> _RAW RECORDS_:

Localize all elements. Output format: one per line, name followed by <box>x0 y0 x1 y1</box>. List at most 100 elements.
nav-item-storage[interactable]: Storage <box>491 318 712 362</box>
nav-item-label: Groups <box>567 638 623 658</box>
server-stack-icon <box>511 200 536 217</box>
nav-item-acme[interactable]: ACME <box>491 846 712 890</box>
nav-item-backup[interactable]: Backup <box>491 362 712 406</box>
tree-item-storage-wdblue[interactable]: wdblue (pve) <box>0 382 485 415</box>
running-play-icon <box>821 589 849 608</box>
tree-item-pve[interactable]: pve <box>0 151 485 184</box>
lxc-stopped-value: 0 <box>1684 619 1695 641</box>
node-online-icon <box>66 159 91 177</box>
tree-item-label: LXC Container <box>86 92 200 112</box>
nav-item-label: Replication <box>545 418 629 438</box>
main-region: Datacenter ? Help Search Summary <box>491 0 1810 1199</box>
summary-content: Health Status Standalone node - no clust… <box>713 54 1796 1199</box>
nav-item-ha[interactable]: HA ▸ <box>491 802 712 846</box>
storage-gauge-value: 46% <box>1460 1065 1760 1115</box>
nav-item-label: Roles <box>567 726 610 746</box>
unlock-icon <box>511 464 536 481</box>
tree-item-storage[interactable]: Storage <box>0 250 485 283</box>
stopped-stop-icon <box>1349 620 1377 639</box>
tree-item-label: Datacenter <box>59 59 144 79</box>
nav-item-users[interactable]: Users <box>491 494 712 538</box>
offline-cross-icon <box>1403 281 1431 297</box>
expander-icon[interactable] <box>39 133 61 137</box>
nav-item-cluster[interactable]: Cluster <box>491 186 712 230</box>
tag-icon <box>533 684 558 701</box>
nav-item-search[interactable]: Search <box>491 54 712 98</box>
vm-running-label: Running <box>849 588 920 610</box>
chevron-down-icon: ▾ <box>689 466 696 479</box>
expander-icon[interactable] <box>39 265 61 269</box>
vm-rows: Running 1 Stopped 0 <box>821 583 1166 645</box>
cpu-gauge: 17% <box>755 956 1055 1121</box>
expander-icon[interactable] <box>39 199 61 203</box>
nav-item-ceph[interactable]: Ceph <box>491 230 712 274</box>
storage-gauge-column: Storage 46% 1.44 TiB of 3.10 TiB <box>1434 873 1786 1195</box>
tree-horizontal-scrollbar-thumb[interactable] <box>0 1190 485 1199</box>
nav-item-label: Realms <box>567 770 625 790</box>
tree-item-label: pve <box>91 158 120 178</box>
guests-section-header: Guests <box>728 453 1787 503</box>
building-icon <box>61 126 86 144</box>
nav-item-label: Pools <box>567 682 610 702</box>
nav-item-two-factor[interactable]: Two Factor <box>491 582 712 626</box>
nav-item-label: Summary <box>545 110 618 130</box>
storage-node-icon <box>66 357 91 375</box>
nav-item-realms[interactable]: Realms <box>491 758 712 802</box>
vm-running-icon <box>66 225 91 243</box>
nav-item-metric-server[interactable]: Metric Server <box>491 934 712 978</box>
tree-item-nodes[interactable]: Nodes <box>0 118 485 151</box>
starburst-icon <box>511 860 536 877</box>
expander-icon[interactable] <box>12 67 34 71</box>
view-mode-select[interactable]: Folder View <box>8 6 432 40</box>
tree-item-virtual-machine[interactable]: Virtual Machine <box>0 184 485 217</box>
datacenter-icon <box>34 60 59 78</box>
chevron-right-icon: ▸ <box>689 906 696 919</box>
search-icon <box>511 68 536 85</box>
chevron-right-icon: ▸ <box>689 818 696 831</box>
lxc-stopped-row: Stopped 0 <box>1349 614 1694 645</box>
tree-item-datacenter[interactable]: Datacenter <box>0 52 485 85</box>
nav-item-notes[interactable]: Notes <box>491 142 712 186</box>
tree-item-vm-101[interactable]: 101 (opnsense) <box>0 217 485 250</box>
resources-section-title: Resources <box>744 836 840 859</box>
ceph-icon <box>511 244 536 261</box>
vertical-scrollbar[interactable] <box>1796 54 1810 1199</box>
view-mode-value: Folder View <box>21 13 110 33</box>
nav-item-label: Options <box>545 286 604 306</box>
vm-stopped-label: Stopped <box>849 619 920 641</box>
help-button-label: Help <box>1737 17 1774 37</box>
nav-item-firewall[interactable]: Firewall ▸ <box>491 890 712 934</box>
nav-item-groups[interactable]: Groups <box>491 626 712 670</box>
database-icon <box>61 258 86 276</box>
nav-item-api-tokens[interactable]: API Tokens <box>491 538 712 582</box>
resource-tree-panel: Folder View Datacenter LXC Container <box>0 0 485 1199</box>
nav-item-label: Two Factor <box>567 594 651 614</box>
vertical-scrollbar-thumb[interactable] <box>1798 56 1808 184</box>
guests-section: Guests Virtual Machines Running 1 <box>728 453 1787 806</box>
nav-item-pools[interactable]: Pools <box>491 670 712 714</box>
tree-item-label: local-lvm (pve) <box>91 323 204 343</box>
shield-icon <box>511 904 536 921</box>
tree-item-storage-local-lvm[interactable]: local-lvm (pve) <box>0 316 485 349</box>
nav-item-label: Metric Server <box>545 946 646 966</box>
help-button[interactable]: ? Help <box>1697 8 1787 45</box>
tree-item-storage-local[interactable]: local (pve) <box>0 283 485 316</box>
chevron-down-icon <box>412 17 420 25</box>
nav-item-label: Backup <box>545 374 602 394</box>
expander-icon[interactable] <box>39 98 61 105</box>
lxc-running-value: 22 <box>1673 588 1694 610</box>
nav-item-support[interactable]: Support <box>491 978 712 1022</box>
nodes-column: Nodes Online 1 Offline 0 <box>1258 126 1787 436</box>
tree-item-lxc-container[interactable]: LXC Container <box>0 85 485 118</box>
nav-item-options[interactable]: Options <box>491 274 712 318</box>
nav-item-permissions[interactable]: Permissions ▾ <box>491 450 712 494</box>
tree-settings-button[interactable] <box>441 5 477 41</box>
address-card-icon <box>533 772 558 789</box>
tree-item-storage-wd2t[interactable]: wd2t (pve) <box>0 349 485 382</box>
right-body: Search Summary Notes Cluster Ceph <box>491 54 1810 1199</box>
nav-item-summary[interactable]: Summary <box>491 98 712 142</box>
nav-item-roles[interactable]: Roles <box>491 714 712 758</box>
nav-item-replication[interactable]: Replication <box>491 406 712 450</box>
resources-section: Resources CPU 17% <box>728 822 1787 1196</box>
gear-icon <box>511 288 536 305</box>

> _EXERCISE_: Convert every line of the listing above into a Markdown table with two columns, Row and Line, giving each line its own numbered row and skipping blank lines.

> _WORKED ANSWER_:
| Row | Line |
|---|---|
| 1 | Localize all elements. Output format: one per line, name followed by <box>x0 y0 x1 y1</box>. List at most 100 elements. |
| 2 | nav-item-storage[interactable]: Storage <box>491 318 712 362</box> |
| 3 | nav-item-label: Groups <box>567 638 623 658</box> |
| 4 | server-stack-icon <box>511 200 536 217</box> |
| 5 | nav-item-acme[interactable]: ACME <box>491 846 712 890</box> |
| 6 | nav-item-backup[interactable]: Backup <box>491 362 712 406</box> |
| 7 | tree-item-storage-wdblue[interactable]: wdblue (pve) <box>0 382 485 415</box> |
| 8 | running-play-icon <box>821 589 849 608</box> |
| 9 | tree-item-pve[interactable]: pve <box>0 151 485 184</box> |
| 10 | lxc-stopped-value: 0 <box>1684 619 1695 641</box> |
| 11 | node-online-icon <box>66 159 91 177</box> |
| 12 | tree-item-label: LXC Container <box>86 92 200 112</box> |
| 13 | nav-item-label: Replication <box>545 418 629 438</box> |
| 14 | main-region: Datacenter ? Help Search Summary <box>491 0 1810 1199</box> |
| 15 | summary-content: Health Status Standalone node - no clust… <box>713 54 1796 1199</box> |
| 16 | nav-item-ha[interactable]: HA ▸ <box>491 802 712 846</box> |
| 17 | storage-gauge-value: 46% <box>1460 1065 1760 1115</box> |
| 18 | nav-item-label: Roles <box>567 726 610 746</box> |
| 19 | unlock-icon <box>511 464 536 481</box> |
| 20 | tree-item-storage[interactable]: Storage <box>0 250 485 283</box> |
| 21 | stopped-stop-icon <box>1349 620 1377 639</box> |
| 22 | tree-item-label: Datacenter <box>59 59 144 79</box> |
| 23 | nav-item-users[interactable]: Users <box>491 494 712 538</box> |
| 24 | offline-cross-icon <box>1403 281 1431 297</box> |
| 25 | expander-icon[interactable] <box>39 133 61 137</box> |
| 26 | nav-item-cluster[interactable]: Cluster <box>491 186 712 230</box> |
| 27 | tag-icon <box>533 684 558 701</box> |
| 28 | nav-item-search[interactable]: Search <box>491 54 712 98</box> |
| 29 | vm-running-label: Running <box>849 588 920 610</box> |
| 30 | chevron-down-icon: ▾ <box>689 466 696 479</box> |
| 31 | expander-icon[interactable] <box>39 265 61 269</box> |
| 32 | vm-rows: Running 1 Stopped 0 <box>821 583 1166 645</box> |
| 33 | cpu-gauge: 17% <box>755 956 1055 1121</box> |
| 34 | expander-icon[interactable] <box>39 199 61 203</box> |
| 35 | nav-item-ceph[interactable]: Ceph <box>491 230 712 274</box> |
| 36 | storage-gauge-column: Storage 46% 1.44 TiB of 3.10 TiB <box>1434 873 1786 1195</box> |
| 37 | tree-horizontal-scrollbar-thumb[interactable] <box>0 1190 485 1199</box> |
| 38 | nav-item-label: Realms <box>567 770 625 790</box> |
| 39 | tree-item-label: pve <box>91 158 120 178</box> |
| 40 | guests-section-header: Guests <box>728 453 1787 503</box> |
| 41 | building-icon <box>61 126 86 144</box> |
| 42 | nav-item-label: Pools <box>567 682 610 702</box> |
| 43 | nav-item-two-factor[interactable]: Two Factor <box>491 582 712 626</box> |
| 44 | nav-item-label: Summary <box>545 110 618 130</box> |
| 45 | storage-node-icon <box>66 357 91 375</box> |
| 46 | nav-item-realms[interactable]: Realms <box>491 758 712 802</box> |
| 47 | vm-running-icon <box>66 225 91 243</box> |
| 48 | nav-item-metric-server[interactable]: Metric Server <box>491 934 712 978</box> |
| 49 | tree-item-nodes[interactable]: Nodes <box>0 118 485 151</box> |
| 50 | starburst-icon <box>511 860 536 877</box> |
| 51 | expander-icon[interactable] <box>12 67 34 71</box> |
| 52 | view-mode-select[interactable]: Folder View <box>8 6 432 40</box> |
| 53 | tree-item-virtual-machine[interactable]: Virtual Machine <box>0 184 485 217</box> |
| 54 | datacenter-icon <box>34 60 59 78</box> |
| 55 | chevron-right-icon: ▸ <box>689 906 696 919</box> |
| 56 | search-icon <box>511 68 536 85</box> |
| 57 | chevron-right-icon: ▸ <box>689 818 696 831</box> |
| 58 | lxc-stopped-row: Stopped 0 <box>1349 614 1694 645</box> |
| 59 | tree-item-datacenter[interactable]: Datacenter <box>0 52 485 85</box> |
| 60 | nav-item-notes[interactable]: Notes <box>491 142 712 186</box> |
| 61 | tree-item-vm-101[interactable]: 101 (opnsense) <box>0 217 485 250</box> |
| 62 | resources-section-title: Resources <box>744 836 840 859</box> |
| 63 | ceph-icon <box>511 244 536 261</box> |
| 64 | vertical-scrollbar[interactable] <box>1796 54 1810 1199</box> |
| 65 | view-mode-value: Folder View <box>21 13 110 33</box> |
| 66 | nav-item-label: Options <box>545 286 604 306</box> |
| 67 | vm-stopped-label: Stopped <box>849 619 920 641</box> |
| 68 | help-button-label: Help <box>1737 17 1774 37</box> |
| 69 | nav-item-firewall[interactable]: Firewall ▸ <box>491 890 712 934</box> |
| 70 | nav-item-groups[interactable]: Groups <box>491 626 712 670</box> |
| 71 | database-icon <box>61 258 86 276</box> |
| 72 | nav-item-api-tokens[interactable]: API Tokens <box>491 538 712 582</box> |
| 73 | resource-tree-panel: Folder View Datacenter LXC Container <box>0 0 485 1199</box> |
| 74 | nav-item-label: Two Factor <box>567 594 651 614</box> |
| 75 | vertical-scrollbar-thumb[interactable] <box>1798 56 1808 184</box> |
| 76 | guests-section: Guests Virtual Machines Running 1 <box>728 453 1787 806</box> |
| 77 | nav-item-pools[interactable]: Pools <box>491 670 712 714</box> |
| 78 | tree-item-label: local-lvm (pve) <box>91 323 204 343</box> |
| 79 | shield-icon <box>511 904 536 921</box> |
| 80 | tree-item-storage-local-lvm[interactable]: local-lvm (pve) <box>0 316 485 349</box> |
| 81 | nav-item-label: Metric Server <box>545 946 646 966</box> |
| 82 | help-button[interactable]: ? Help <box>1697 8 1787 45</box> |
| 83 | tree-item-storage-local[interactable]: local (pve) <box>0 283 485 316</box> |
| 84 | chevron-down-icon <box>412 17 420 25</box> |
| 85 | nav-item-label: Backup <box>545 374 602 394</box> |
| 86 | expander-icon[interactable] <box>39 98 61 105</box> |
| 87 | lxc-running-value: 22 <box>1673 588 1694 610</box> |
| 88 | nav-item-support[interactable]: Support <box>491 978 712 1022</box> |
| 89 | nodes-column: Nodes Online 1 Offline 0 <box>1258 126 1787 436</box> |
| 90 | tree-item-lxc-container[interactable]: LXC Container <box>0 85 485 118</box> |
| 91 | nav-item-options[interactable]: Options <box>491 274 712 318</box> |
| 92 | nav-item-permissions[interactable]: Permissions ▾ <box>491 450 712 494</box> |
| 93 | tree-settings-button[interactable] <box>441 5 477 41</box> |
| 94 | address-card-icon <box>533 772 558 789</box> |
| 95 | tree-item-storage-wd2t[interactable]: wd2t (pve) <box>0 349 485 382</box> |
| 96 | right-body: Search Summary Notes Cluster Ceph <box>491 54 1810 1199</box> |
| 97 | nav-item-summary[interactable]: Summary <box>491 98 712 142</box> |
| 98 | nav-item-roles[interactable]: Roles <box>491 714 712 758</box> |
| 99 | nav-item-replication[interactable]: Replication <box>491 406 712 450</box> |
| 100 | resources-section: Resources CPU 17% <box>728 822 1787 1196</box> |
| 101 | gear-icon <box>511 288 536 305</box> |